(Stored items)
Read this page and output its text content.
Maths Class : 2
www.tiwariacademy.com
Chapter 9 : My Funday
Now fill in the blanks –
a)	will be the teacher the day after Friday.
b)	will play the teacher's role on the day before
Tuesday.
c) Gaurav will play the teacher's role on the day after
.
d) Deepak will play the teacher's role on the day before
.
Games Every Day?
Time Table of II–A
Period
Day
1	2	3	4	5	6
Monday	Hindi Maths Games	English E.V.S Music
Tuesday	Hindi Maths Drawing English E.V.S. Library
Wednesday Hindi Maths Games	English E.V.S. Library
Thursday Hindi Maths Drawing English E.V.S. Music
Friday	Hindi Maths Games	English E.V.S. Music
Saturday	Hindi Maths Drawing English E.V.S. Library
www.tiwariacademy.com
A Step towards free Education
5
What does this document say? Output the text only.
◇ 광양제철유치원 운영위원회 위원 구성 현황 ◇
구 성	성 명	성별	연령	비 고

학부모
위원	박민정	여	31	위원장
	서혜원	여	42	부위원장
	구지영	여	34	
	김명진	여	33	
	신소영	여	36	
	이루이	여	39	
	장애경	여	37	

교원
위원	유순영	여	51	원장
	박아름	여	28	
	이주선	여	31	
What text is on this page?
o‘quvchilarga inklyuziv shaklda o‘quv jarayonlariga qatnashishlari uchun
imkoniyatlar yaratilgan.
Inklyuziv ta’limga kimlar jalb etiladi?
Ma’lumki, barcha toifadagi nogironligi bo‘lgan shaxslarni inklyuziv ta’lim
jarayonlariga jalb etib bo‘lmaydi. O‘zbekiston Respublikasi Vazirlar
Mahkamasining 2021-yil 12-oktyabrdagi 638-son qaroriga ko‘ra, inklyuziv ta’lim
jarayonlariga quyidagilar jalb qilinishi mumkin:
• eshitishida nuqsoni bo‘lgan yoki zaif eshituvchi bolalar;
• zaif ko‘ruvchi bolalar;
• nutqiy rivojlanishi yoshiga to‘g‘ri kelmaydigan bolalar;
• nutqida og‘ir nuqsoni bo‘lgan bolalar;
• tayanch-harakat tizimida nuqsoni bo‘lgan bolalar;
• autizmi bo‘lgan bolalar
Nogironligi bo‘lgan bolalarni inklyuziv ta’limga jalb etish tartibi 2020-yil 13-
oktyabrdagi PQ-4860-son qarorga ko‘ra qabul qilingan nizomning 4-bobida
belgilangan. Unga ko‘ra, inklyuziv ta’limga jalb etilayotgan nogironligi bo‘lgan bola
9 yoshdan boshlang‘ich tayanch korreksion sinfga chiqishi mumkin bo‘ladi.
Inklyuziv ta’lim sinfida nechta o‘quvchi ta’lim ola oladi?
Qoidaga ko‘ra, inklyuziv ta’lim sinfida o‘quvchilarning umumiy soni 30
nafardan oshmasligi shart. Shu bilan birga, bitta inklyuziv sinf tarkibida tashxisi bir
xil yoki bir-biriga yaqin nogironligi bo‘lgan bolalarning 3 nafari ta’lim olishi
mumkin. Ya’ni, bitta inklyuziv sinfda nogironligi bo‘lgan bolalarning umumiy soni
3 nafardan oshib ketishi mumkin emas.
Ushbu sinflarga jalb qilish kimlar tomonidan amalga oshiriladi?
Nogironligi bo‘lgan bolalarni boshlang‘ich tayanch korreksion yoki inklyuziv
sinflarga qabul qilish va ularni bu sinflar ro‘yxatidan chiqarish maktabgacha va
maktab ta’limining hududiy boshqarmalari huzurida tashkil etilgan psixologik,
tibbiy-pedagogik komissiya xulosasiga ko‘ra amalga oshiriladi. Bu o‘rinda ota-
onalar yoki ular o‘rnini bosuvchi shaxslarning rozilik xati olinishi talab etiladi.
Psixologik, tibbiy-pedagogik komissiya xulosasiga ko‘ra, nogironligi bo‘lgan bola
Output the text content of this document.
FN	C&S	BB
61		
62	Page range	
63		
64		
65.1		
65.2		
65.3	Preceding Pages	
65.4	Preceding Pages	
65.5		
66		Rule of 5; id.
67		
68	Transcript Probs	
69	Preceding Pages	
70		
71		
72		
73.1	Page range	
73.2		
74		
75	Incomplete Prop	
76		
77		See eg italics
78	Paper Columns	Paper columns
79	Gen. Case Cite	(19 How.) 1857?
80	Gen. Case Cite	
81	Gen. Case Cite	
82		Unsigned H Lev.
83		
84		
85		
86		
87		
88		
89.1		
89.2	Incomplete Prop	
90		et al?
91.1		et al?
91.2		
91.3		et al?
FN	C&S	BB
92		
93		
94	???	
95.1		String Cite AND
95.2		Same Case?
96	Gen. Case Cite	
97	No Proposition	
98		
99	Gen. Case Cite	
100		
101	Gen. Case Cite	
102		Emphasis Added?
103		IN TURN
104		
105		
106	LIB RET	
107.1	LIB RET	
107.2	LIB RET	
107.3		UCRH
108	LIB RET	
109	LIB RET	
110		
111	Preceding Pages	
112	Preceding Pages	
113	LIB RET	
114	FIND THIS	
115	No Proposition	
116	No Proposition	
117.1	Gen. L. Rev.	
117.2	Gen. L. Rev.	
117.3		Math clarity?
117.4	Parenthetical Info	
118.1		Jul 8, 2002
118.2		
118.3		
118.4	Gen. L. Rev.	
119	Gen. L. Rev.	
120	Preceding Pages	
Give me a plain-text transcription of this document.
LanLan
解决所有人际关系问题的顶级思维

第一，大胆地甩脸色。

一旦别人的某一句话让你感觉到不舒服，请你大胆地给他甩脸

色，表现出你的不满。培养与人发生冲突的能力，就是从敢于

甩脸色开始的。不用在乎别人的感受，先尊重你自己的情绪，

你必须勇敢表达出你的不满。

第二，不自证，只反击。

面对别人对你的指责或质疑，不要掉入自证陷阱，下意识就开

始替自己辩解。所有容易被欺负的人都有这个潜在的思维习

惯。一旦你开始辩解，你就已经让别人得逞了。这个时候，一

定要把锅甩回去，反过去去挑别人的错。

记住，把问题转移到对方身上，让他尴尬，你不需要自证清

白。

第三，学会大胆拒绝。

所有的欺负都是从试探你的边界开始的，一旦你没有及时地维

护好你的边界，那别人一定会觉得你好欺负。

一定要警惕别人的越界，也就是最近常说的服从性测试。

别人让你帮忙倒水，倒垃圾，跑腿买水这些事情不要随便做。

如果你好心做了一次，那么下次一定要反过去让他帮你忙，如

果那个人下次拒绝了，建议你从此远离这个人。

What you have to do: Gather every line from the entries above where the word "teacher" appears, and copy them.

Exercise answer:
a)	will be the teacher the day after Friday.
b)	will play the teacher's role on the day before
c) Gaurav will play the teacher's role on the day after
d) Deepak will play the teacher's role on the day before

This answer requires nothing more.